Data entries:
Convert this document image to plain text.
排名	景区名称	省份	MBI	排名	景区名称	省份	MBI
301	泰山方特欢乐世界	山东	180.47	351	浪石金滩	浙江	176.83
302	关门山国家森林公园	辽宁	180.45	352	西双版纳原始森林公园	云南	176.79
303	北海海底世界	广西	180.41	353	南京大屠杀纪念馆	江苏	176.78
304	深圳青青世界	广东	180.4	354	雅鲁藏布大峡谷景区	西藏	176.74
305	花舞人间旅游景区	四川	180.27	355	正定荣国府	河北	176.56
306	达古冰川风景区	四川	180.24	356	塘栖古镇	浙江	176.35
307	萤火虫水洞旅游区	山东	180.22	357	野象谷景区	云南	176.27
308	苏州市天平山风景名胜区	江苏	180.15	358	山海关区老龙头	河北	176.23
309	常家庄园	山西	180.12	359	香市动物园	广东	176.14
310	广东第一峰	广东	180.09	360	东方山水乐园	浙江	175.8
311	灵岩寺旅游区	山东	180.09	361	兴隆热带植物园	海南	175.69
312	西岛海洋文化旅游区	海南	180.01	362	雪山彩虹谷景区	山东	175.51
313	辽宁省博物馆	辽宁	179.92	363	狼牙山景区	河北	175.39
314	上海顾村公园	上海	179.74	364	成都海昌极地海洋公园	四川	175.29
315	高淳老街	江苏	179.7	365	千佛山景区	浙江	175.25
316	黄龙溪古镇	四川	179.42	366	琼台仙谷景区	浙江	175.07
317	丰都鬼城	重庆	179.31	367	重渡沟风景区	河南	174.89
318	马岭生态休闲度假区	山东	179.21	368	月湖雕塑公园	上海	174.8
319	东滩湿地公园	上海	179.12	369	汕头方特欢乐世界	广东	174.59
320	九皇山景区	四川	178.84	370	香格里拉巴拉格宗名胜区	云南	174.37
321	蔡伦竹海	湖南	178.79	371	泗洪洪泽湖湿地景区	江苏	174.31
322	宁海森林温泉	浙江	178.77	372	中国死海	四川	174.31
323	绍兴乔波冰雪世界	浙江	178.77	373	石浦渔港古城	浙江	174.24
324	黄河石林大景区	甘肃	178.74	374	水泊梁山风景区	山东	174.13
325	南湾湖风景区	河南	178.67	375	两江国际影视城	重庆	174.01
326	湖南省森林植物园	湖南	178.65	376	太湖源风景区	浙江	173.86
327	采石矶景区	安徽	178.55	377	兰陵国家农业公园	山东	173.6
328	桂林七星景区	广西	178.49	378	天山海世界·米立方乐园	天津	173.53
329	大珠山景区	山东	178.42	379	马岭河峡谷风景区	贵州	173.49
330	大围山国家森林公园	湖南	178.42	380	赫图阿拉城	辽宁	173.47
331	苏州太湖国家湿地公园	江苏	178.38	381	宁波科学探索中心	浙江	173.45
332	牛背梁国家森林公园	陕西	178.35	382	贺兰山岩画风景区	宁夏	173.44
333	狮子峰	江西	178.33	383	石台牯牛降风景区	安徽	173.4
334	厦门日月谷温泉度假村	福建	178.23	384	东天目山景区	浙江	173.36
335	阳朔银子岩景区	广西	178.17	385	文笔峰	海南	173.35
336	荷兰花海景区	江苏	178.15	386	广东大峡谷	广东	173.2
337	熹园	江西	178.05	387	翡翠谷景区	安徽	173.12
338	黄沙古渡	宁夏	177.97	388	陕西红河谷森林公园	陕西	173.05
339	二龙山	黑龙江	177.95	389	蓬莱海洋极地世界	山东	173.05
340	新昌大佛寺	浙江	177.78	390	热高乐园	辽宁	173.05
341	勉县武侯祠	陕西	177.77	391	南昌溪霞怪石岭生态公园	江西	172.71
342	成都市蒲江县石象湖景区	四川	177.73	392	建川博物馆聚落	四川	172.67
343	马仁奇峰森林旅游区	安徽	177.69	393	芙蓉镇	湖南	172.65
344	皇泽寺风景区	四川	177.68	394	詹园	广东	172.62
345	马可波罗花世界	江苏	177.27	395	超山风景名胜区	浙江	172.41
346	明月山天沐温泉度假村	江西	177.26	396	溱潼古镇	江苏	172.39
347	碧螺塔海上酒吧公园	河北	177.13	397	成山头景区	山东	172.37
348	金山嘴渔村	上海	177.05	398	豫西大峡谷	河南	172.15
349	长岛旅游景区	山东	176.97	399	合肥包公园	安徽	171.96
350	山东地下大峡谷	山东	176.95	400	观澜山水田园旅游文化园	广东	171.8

#### TASK DIRECTIONS:
Reproduce all of the entries word for word.

#### ANSWER TO THIS EXERCISE:
Convert this document image to plain text.
排名	景区名称	省份	MBI	排名	景区名称	省份	MBI
301	泰山方特欢乐世界	山东	180.47	351	浪石金滩	浙江	176.83
302	关门山国家森林公园	辽宁	180.45	352	西双版纳原始森林公园	云南	176.79
303	北海海底世界	广西	180.41	353	南京大屠杀纪念馆	江苏	176.78
304	深圳青青世界	广东	180.4	354	雅鲁藏布大峡谷景区	西藏	176.74
305	花舞人间旅游景区	四川	180.27	355	正定荣国府	河北	176.56
306	达古冰川风景区	四川	180.24	356	塘栖古镇	浙江	176.35
307	萤火虫水洞旅游区	山东	180.22	357	野象谷景区	云南	176.27
308	苏州市天平山风景名胜区	江苏	180.15	358	山海关区老龙头	河北	176.23
309	常家庄园	山西	180.12	359	香市动物园	广东	176.14
310	广东第一峰	广东	180.09	360	东方山水乐园	浙江	175.8
311	灵岩寺旅游区	山东	180.09	361	兴隆热带植物园	海南	175.69
312	西岛海洋文化旅游区	海南	180.01	362	雪山彩虹谷景区	山东	175.51
313	辽宁省博物馆	辽宁	179.92	363	狼牙山景区	河北	175.39
314	上海顾村公园	上海	179.74	364	成都海昌极地海洋公园	四川	175.29
315	高淳老街	江苏	179.7	365	千佛山景区	浙江	175.25
316	黄龙溪古镇	四川	179.42	366	琼台仙谷景区	浙江	175.07
317	丰都鬼城	重庆	179.31	367	重渡沟风景区	河南	174.89
318	马岭生态休闲度假区	山东	179.21	368	月湖雕塑公园	上海	174.8
319	东滩湿地公园	上海	179.12	369	汕头方特欢乐世界	广东	174.59
320	九皇山景区	四川	178.84	370	香格里拉巴拉格宗名胜区	云南	174.37
321	蔡伦竹海	湖南	178.79	371	泗洪洪泽湖湿地景区	江苏	174.31
322	宁海森林温泉	浙江	178.77	372	中国死海	四川	174.31
323	绍兴乔波冰雪世界	浙江	178.77	373	石浦渔港古城	浙江	174.24
324	黄河石林大景区	甘肃	178.74	374	水泊梁山风景区	山东	174.13
325	南湾湖风景区	河南	178.67	375	两江国际影视城	重庆	174.01
326	湖南省森林植物园	湖南	178.65	376	太湖源风景区	浙江	173.86
327	采石矶景区	安徽	178.55	377	兰陵国家农业公园	山东	173.6
328	桂林七星景区	广西	178.49	378	天山海世界·米立方乐园	天津	173.53
329	大珠山景区	山东	178.42	379	马岭河峡谷风景区	贵州	173.49
330	大围山国家森林公园	湖南	178.42	380	赫图阿拉城	辽宁	173.47
331	苏州太湖国家湿地公园	江苏	178.38	381	宁波科学探索中心	浙江	173.45
332	牛背梁国家森林公园	陕西	178.35	382	贺兰山岩画风景区	宁夏	173.44
333	狮子峰	江西	178.33	383	石台牯牛降风景区	安徽	173.4
334	厦门日月谷温泉度假村	福建	178.23	384	东天目山景区	浙江	173.36
335	阳朔银子岩景区	广西	178.17	385	文笔峰	海南	173.35
336	荷兰花海景区	江苏	178.15	386	广东大峡谷	广东	173.2
337	熹园	江西	178.05	387	翡翠谷景区	安徽	173.12
338	黄沙古渡	宁夏	177.97	388	陕西红河谷森林公园	陕西	173.05
339	二龙山	黑龙江	177.95	389	蓬莱海洋极地世界	山东	173.05
340	新昌大佛寺	浙江	177.78	390	热高乐园	辽宁	173.05
341	勉县武侯祠	陕西	177.77	391	南昌溪霞怪石岭生态公园	江西	172.71
342	成都市蒲江县石象湖景区	四川	177.73	392	建川博物馆聚落	四川	172.67
343	马仁奇峰森林旅游区	安徽	177.69	393	芙蓉镇	湖南	172.65
344	皇泽寺风景区	四川	177.68	394	詹园	广东	172.62
345	马可波罗花世界	江苏	177.27	395	超山风景名胜区	浙江	172.41
346	明月山天沐温泉度假村	江西	177.26	396	溱潼古镇	江苏	172.39
347	碧螺塔海上酒吧公园	河北	177.13	397	成山头景区	山东	172.37
348	金山嘴渔村	上海	177.05	398	豫西大峡谷	河南	172.15
349	长岛旅游景区	山东	176.97	399	合肥包公园	安徽	171.96
350	山东地下大峡谷	山东	176.95	400	观澜山水田园旅游文化园	广东	171.8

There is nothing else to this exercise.